Show each line that has the string "xlabel" in it.

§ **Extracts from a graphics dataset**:

========================================

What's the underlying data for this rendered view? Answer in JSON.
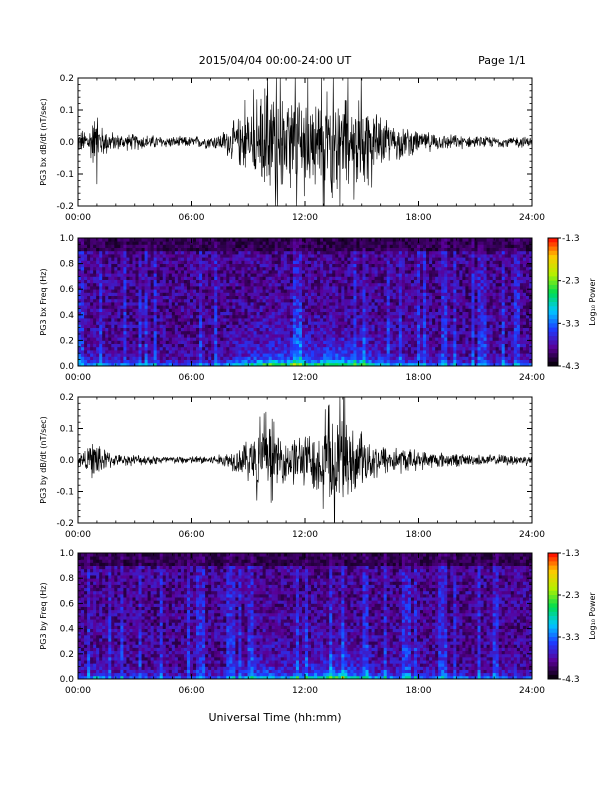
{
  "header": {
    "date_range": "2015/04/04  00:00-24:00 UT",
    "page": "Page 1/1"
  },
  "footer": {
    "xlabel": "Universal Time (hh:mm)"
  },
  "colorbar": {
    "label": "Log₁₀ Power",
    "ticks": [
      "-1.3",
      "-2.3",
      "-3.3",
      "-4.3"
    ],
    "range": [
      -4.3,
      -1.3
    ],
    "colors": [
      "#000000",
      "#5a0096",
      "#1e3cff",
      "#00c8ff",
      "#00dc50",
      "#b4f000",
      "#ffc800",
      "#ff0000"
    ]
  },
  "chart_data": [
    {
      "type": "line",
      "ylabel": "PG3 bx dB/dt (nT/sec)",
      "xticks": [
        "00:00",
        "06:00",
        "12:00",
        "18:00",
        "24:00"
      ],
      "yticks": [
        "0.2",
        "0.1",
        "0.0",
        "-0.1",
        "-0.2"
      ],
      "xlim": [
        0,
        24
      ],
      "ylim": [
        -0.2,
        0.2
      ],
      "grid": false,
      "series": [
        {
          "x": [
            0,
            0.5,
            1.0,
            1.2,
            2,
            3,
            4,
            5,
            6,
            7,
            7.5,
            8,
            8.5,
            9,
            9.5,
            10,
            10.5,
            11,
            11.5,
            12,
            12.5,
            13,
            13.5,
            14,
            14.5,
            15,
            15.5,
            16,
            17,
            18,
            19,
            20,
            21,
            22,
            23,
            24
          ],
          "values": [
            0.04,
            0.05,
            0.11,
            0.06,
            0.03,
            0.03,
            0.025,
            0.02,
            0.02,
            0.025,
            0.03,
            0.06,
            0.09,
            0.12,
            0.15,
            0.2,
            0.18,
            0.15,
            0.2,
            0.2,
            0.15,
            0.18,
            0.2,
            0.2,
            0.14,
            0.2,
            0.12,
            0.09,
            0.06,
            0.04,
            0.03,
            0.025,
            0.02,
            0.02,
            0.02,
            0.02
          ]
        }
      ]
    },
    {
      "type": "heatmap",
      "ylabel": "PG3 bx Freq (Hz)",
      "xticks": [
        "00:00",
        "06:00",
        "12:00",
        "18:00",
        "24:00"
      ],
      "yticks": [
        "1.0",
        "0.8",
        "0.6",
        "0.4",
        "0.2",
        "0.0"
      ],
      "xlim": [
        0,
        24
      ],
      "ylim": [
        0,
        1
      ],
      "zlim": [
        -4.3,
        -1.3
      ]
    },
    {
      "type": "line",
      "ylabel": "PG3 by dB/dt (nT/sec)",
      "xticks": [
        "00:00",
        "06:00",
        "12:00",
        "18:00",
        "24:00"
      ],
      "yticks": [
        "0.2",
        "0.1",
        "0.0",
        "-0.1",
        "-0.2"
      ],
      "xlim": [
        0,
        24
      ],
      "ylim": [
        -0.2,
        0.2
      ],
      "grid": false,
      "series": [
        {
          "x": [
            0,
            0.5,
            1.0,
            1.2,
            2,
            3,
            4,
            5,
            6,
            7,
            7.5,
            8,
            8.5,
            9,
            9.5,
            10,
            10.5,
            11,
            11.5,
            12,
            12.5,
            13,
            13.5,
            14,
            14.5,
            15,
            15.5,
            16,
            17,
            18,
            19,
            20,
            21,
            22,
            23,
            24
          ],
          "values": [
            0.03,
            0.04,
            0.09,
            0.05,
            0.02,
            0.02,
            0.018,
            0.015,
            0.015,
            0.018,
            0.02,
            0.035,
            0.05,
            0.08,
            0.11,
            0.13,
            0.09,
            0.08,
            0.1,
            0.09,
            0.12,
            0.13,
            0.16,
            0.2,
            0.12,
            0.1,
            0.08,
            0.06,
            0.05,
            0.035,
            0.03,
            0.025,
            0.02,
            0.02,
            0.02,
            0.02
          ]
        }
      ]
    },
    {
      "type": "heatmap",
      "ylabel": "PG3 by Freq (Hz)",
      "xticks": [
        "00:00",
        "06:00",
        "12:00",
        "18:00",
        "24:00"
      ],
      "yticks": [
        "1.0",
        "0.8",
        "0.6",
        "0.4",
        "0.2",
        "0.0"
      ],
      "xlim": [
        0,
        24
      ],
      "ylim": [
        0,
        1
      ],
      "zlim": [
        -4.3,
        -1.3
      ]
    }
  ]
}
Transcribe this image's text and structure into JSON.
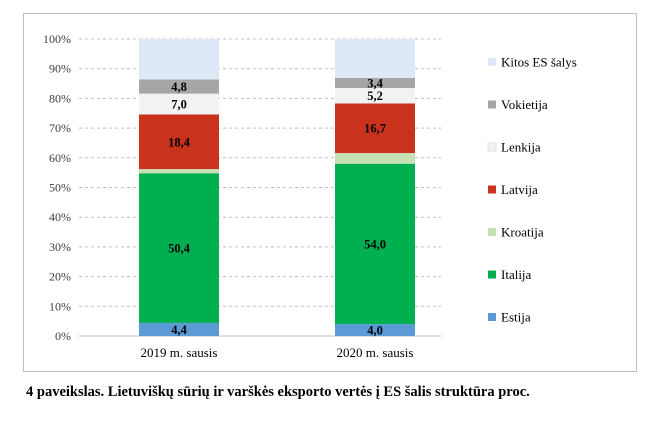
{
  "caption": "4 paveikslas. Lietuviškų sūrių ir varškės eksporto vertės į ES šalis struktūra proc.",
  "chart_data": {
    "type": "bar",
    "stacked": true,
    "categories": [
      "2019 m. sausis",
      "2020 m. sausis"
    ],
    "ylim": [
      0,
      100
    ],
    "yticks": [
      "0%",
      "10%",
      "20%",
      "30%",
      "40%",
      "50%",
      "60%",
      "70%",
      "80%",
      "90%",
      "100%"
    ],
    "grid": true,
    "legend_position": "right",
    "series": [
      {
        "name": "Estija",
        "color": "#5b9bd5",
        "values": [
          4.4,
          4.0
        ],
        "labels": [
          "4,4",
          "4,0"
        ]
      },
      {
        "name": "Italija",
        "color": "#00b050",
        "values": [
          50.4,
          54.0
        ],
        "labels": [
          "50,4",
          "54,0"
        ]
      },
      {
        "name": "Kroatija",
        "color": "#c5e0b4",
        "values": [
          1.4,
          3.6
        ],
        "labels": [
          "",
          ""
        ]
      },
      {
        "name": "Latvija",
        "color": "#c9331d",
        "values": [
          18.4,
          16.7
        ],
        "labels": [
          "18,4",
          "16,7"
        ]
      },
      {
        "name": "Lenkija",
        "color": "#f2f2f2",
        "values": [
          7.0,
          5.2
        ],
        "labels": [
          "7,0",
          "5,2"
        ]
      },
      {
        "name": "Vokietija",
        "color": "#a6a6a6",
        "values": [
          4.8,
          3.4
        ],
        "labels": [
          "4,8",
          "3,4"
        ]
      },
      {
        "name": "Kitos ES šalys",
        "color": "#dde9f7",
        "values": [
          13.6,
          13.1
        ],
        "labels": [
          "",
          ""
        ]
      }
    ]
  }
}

========================================

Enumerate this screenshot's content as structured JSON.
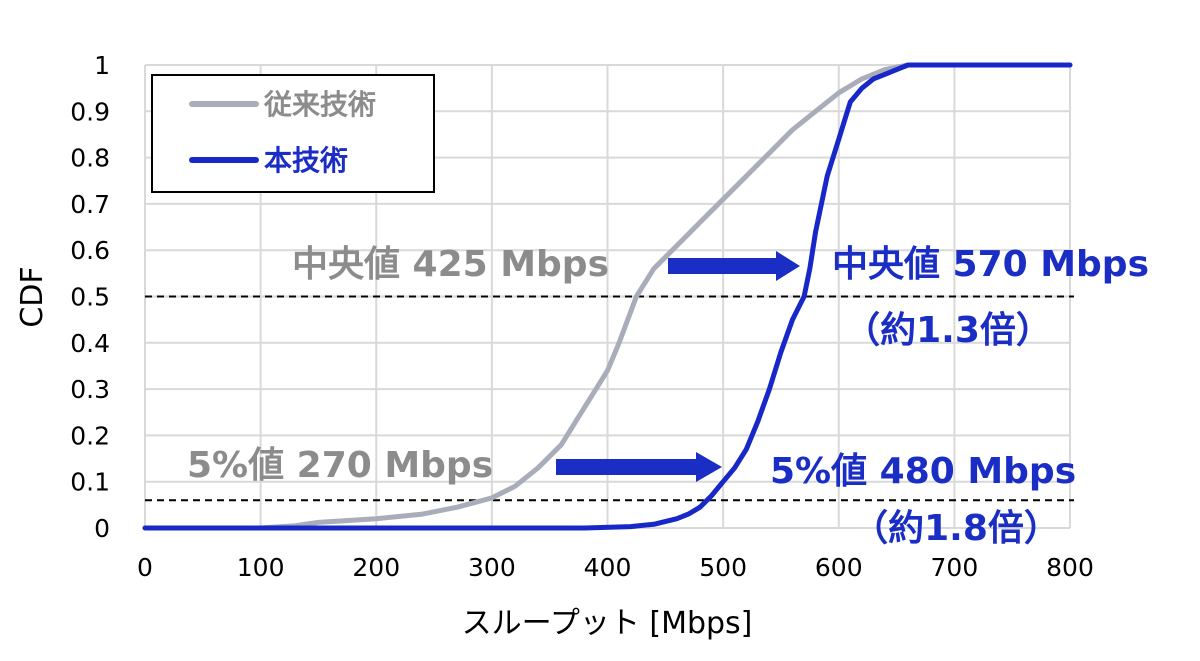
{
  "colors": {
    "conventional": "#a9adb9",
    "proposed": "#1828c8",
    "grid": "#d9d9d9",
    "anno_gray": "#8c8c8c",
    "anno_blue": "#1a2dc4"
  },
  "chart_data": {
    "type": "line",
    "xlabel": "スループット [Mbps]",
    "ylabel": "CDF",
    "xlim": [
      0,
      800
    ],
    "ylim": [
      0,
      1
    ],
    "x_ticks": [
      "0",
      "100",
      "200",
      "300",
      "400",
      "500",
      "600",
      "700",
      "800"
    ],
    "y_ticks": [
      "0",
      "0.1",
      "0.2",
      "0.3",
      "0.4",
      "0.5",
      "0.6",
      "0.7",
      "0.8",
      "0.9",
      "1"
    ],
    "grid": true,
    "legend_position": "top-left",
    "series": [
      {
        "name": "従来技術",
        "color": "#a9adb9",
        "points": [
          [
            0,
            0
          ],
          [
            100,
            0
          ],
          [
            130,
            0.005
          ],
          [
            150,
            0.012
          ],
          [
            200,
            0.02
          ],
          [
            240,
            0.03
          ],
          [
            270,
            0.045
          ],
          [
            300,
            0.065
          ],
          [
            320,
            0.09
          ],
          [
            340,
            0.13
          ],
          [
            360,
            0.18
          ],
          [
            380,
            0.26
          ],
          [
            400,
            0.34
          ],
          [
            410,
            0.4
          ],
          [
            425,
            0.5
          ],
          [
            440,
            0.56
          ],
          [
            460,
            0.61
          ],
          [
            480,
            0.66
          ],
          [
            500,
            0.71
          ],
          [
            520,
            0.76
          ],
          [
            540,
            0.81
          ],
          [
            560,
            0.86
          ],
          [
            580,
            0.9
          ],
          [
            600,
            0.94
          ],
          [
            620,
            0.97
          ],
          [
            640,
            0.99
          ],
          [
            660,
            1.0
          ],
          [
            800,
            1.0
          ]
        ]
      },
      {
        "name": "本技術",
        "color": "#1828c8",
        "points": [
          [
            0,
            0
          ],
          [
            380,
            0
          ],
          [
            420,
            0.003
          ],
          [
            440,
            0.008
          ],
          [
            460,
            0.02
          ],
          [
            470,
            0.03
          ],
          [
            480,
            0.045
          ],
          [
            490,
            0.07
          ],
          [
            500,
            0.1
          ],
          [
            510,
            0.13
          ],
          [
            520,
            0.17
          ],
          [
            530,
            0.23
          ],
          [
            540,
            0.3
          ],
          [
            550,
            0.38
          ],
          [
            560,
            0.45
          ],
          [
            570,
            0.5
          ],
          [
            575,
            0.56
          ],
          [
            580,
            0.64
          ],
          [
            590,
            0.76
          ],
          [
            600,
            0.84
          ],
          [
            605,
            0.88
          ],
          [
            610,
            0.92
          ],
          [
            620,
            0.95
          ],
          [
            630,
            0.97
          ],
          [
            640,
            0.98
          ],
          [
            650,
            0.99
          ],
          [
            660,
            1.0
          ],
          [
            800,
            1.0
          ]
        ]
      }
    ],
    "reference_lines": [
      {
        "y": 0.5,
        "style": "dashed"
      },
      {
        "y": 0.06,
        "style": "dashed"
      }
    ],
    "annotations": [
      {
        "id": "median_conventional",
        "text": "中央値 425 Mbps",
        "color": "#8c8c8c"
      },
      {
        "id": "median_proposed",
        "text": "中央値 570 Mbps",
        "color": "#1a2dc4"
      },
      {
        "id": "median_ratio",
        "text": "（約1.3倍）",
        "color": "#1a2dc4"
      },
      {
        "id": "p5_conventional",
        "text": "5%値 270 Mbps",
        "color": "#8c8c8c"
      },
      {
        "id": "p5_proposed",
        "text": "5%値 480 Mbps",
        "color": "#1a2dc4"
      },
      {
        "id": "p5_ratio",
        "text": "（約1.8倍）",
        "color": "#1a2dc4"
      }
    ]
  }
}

========================================

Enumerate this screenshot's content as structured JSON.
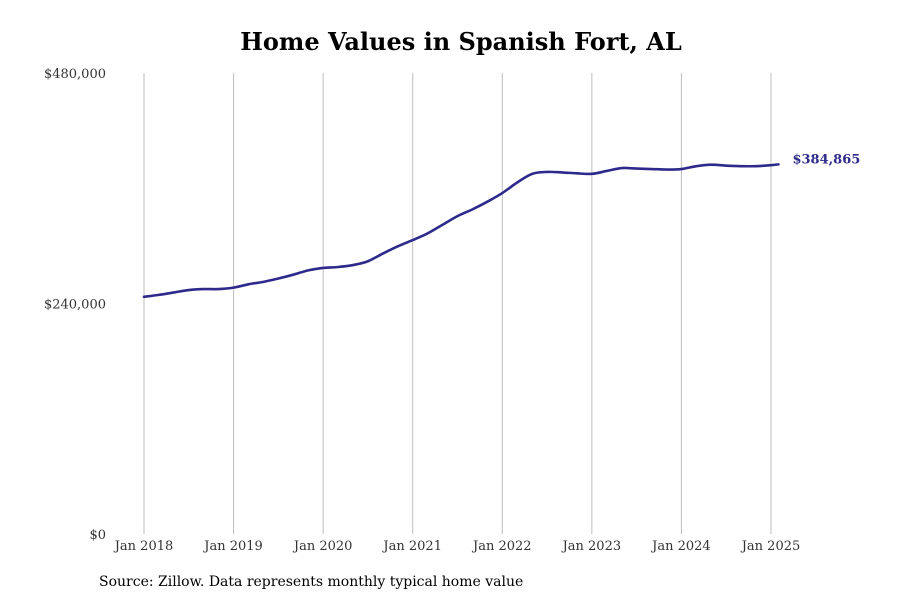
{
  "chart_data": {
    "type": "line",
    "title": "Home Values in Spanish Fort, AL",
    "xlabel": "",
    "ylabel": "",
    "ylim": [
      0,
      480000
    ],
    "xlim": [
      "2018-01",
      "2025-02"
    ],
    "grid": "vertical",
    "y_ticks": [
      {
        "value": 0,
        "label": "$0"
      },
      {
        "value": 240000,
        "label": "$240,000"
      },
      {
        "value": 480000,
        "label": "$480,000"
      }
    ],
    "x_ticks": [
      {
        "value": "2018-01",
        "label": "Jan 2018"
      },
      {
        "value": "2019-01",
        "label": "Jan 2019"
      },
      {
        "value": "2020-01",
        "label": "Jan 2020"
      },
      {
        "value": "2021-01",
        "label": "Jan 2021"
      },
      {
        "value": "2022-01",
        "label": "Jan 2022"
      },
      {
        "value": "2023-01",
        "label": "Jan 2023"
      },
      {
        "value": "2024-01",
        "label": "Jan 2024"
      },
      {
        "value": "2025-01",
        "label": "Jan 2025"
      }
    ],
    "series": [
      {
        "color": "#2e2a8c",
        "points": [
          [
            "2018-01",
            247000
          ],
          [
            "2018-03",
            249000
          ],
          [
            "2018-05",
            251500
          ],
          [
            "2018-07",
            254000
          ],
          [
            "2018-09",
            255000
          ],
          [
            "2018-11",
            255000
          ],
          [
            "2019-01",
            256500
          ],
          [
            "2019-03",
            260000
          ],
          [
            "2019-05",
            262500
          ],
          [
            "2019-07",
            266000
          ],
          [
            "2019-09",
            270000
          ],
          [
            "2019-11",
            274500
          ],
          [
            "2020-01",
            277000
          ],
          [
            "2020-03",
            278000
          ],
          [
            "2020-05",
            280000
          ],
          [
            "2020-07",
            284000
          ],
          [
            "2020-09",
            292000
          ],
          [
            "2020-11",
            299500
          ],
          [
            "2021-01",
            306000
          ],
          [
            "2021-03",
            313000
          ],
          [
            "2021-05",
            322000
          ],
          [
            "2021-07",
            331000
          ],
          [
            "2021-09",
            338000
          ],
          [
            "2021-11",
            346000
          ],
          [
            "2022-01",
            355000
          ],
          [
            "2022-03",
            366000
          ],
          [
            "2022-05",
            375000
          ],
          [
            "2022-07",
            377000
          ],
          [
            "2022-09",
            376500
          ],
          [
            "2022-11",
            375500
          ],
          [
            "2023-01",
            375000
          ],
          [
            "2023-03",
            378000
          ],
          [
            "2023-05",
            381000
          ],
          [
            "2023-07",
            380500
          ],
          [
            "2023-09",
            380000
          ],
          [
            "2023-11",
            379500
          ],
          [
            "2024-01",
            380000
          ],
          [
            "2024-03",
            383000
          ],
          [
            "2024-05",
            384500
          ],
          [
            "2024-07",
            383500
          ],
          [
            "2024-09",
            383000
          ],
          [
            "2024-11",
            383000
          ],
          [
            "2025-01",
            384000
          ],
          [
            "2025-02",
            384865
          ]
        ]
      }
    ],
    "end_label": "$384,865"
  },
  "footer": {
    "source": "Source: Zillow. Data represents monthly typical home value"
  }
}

========================================

§ **RESULT BELOW**:
    "xlabel": "Universal Time (hh:mm)"
    "xlabel": "スループット [Mbps]",
    "xlabel": "",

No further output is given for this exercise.